RECORDS PROVIDED ▸
..........
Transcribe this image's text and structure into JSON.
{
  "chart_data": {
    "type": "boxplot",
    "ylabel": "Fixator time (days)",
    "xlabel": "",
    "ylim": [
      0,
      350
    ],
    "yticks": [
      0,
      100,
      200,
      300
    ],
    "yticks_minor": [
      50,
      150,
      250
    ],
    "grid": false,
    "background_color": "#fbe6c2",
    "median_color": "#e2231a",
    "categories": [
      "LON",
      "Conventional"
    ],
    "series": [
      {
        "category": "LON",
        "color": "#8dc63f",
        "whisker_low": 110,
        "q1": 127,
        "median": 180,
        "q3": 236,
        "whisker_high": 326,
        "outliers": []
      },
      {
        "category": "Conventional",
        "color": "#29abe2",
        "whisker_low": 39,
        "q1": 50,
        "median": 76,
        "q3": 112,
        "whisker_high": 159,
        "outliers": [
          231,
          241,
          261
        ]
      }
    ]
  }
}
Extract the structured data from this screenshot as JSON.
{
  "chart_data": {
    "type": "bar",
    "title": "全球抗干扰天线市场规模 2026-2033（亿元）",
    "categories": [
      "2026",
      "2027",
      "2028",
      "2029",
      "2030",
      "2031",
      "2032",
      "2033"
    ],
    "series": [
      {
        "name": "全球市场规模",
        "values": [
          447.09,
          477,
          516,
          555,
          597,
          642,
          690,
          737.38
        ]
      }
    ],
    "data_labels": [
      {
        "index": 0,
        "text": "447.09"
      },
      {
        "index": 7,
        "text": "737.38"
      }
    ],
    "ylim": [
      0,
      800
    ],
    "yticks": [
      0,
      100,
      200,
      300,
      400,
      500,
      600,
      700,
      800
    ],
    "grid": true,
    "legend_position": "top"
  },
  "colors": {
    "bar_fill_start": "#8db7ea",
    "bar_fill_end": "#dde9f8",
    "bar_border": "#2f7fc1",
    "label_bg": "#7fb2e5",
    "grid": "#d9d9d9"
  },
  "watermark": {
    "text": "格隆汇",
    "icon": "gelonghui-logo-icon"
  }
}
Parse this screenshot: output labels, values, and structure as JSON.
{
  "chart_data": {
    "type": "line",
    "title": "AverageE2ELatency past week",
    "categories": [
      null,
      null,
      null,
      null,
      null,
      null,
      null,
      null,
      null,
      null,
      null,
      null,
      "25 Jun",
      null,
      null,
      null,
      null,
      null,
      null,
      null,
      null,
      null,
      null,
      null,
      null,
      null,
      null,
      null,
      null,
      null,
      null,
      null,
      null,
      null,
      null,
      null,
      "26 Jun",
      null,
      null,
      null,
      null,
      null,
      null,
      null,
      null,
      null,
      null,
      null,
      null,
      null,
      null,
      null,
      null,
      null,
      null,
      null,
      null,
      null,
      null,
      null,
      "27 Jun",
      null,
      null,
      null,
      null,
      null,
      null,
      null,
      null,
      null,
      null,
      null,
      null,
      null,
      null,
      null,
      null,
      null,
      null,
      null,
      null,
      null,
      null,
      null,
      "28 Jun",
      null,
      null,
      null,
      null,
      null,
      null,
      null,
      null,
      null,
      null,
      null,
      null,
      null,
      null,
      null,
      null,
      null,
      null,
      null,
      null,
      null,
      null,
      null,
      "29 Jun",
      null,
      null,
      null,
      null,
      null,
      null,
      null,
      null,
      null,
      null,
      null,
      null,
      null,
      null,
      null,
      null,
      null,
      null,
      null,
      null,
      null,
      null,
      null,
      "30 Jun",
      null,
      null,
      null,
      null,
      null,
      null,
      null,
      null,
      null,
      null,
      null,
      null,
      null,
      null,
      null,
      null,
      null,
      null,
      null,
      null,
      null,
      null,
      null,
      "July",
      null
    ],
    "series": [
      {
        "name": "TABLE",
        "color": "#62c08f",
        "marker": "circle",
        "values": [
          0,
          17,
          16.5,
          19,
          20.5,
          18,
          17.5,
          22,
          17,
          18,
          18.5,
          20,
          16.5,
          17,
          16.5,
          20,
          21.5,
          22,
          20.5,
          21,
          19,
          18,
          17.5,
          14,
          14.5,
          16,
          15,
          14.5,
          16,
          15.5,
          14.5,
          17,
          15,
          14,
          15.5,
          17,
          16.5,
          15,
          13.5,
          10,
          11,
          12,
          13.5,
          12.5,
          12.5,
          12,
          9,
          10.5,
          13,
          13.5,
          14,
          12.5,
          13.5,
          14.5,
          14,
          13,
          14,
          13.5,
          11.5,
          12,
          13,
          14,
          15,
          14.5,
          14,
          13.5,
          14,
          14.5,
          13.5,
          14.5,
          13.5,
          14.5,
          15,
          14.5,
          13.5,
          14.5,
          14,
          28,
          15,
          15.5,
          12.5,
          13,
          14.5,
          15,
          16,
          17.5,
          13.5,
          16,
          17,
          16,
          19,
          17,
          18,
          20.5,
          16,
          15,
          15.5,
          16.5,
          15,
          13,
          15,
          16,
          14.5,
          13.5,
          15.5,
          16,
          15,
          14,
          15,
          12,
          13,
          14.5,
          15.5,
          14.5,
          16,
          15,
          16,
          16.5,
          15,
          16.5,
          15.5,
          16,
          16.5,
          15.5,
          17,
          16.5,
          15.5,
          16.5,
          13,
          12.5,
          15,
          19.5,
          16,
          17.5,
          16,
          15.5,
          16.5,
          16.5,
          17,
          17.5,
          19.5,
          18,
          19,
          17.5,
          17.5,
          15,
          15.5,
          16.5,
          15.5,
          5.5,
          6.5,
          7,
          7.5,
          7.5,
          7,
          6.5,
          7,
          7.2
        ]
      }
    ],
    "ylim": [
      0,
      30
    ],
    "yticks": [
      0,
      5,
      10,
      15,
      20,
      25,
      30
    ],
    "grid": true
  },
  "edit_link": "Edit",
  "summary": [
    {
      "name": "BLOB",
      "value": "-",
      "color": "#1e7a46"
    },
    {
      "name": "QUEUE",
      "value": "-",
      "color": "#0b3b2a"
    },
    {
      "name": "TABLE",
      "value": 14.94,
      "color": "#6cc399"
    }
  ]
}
..........
PROBLEM TO WORK ON ▸
List every line from the entries above in which "screenshot" appears.

RIGHT ANSWER ▸
Extract the structured data from this screenshot as JSON.
Parse this screenshot: output labels, values, and structure as JSON.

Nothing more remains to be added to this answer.